**What is being asked**
Gather every line in the records below that contains the word "this".

** begin Information provided **

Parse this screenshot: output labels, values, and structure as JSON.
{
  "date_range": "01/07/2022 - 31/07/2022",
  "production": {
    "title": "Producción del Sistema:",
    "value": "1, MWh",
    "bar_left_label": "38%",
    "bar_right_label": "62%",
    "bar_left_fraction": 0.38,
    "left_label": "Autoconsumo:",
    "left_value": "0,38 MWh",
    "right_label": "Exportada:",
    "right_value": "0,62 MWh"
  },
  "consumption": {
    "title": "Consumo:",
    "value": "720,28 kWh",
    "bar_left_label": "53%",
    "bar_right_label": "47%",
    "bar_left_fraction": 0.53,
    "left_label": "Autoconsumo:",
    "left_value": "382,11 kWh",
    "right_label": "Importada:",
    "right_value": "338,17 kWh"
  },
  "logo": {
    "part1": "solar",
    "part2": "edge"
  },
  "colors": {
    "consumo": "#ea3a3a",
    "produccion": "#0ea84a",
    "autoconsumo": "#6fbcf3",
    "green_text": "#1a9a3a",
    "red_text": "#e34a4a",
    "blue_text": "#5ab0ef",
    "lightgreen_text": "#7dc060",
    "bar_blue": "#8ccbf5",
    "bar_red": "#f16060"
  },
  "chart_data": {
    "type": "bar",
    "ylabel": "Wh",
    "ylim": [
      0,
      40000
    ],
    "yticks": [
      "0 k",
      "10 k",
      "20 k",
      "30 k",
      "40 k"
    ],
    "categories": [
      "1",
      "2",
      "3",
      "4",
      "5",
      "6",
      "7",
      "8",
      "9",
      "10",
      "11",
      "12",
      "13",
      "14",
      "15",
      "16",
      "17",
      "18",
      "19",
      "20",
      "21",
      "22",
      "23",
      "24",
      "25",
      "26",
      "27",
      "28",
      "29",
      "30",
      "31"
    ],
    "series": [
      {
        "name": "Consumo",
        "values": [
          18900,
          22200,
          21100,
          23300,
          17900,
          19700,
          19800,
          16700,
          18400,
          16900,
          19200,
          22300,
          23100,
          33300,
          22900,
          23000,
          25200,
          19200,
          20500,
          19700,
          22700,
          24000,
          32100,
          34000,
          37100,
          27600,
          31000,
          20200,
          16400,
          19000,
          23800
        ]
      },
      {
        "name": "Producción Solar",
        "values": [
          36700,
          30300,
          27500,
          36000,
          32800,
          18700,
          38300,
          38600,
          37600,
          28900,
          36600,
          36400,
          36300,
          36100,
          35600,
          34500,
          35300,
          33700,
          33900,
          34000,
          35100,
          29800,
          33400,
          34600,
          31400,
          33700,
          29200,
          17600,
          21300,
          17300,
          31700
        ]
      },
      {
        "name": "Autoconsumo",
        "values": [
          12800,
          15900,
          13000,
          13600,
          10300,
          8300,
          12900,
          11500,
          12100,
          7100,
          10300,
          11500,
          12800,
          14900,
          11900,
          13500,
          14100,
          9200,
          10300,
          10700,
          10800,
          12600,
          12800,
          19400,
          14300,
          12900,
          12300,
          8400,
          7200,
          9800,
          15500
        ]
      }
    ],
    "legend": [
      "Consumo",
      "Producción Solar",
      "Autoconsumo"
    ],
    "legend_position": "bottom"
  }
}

** end Information provided **
** begin Information provided **

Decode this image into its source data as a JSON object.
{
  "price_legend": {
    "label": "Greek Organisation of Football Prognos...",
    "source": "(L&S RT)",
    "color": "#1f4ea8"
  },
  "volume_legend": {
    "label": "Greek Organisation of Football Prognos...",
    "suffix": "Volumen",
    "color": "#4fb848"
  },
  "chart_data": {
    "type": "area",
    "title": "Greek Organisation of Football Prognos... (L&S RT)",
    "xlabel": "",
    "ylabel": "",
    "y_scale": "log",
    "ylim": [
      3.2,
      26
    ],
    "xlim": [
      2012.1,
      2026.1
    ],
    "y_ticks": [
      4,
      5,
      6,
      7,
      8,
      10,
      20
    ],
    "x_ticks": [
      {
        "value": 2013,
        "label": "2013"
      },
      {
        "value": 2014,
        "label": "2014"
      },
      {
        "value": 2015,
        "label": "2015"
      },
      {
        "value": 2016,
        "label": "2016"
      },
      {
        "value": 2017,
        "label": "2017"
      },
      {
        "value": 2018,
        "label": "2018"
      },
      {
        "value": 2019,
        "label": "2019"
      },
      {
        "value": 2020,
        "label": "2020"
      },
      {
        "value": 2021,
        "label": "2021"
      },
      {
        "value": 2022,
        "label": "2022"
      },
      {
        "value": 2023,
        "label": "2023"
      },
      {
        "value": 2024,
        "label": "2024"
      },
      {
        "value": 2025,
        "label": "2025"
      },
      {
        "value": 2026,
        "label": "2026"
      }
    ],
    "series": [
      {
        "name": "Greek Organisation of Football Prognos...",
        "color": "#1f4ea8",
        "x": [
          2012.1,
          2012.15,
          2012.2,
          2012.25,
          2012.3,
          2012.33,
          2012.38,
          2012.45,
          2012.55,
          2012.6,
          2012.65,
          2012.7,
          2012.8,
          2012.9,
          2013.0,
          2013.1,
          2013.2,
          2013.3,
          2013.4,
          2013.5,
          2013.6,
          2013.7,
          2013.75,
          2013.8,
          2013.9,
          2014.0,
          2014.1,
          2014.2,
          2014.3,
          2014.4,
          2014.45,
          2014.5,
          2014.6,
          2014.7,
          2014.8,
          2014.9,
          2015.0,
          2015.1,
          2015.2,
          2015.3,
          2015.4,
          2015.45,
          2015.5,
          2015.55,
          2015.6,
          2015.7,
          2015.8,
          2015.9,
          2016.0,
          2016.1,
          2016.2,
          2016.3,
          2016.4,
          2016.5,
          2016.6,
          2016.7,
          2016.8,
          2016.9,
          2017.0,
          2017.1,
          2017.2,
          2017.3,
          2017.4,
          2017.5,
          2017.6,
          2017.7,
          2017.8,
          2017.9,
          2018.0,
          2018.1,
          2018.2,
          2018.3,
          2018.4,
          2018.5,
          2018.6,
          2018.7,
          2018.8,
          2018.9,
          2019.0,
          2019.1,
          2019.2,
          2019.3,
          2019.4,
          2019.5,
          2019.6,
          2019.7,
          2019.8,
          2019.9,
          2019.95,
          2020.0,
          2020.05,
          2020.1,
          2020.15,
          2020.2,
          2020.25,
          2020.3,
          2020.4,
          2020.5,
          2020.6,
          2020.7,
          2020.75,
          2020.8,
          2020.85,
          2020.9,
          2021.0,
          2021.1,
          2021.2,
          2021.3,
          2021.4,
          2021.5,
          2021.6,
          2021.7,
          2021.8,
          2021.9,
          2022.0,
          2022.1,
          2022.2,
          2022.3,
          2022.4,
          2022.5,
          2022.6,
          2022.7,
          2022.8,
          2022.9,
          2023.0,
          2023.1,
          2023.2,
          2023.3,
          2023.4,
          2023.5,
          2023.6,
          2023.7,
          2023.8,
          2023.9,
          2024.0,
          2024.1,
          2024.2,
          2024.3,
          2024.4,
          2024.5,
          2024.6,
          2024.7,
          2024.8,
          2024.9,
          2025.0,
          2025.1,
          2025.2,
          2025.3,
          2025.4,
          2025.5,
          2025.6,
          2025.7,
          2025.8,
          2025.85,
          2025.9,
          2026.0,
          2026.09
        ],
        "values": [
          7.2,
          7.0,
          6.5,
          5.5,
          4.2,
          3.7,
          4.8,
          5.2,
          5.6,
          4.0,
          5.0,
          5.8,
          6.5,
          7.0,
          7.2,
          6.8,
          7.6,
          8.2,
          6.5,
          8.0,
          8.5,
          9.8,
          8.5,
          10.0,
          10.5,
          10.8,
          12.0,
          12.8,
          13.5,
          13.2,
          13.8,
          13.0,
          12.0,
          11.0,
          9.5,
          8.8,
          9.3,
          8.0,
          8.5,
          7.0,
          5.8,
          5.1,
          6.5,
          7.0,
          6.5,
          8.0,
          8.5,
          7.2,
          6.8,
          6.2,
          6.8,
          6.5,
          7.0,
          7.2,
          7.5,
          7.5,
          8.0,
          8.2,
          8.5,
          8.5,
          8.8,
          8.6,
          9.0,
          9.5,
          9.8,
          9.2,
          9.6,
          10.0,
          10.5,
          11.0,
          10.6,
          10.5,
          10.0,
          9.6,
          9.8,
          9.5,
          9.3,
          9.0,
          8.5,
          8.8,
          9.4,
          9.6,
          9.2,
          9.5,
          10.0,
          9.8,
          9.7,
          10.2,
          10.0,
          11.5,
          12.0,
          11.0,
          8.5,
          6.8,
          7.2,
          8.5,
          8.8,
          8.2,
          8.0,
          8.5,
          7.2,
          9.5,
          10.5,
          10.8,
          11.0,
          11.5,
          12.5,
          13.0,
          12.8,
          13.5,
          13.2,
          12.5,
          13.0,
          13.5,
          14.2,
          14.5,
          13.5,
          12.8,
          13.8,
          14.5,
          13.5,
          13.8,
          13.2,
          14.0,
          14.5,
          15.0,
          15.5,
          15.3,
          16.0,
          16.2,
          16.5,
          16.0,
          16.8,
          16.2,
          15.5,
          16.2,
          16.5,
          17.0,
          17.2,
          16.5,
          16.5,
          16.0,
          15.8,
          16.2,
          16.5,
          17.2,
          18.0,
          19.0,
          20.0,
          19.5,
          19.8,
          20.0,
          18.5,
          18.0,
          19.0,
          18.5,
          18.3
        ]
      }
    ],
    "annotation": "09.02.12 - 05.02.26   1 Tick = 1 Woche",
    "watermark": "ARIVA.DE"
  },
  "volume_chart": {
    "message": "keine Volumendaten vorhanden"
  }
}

** end Information provided **

**Answer below**
Parse this screenshot: output labels, values, and structure as JSON.
Decode this image into its source data as a JSON object.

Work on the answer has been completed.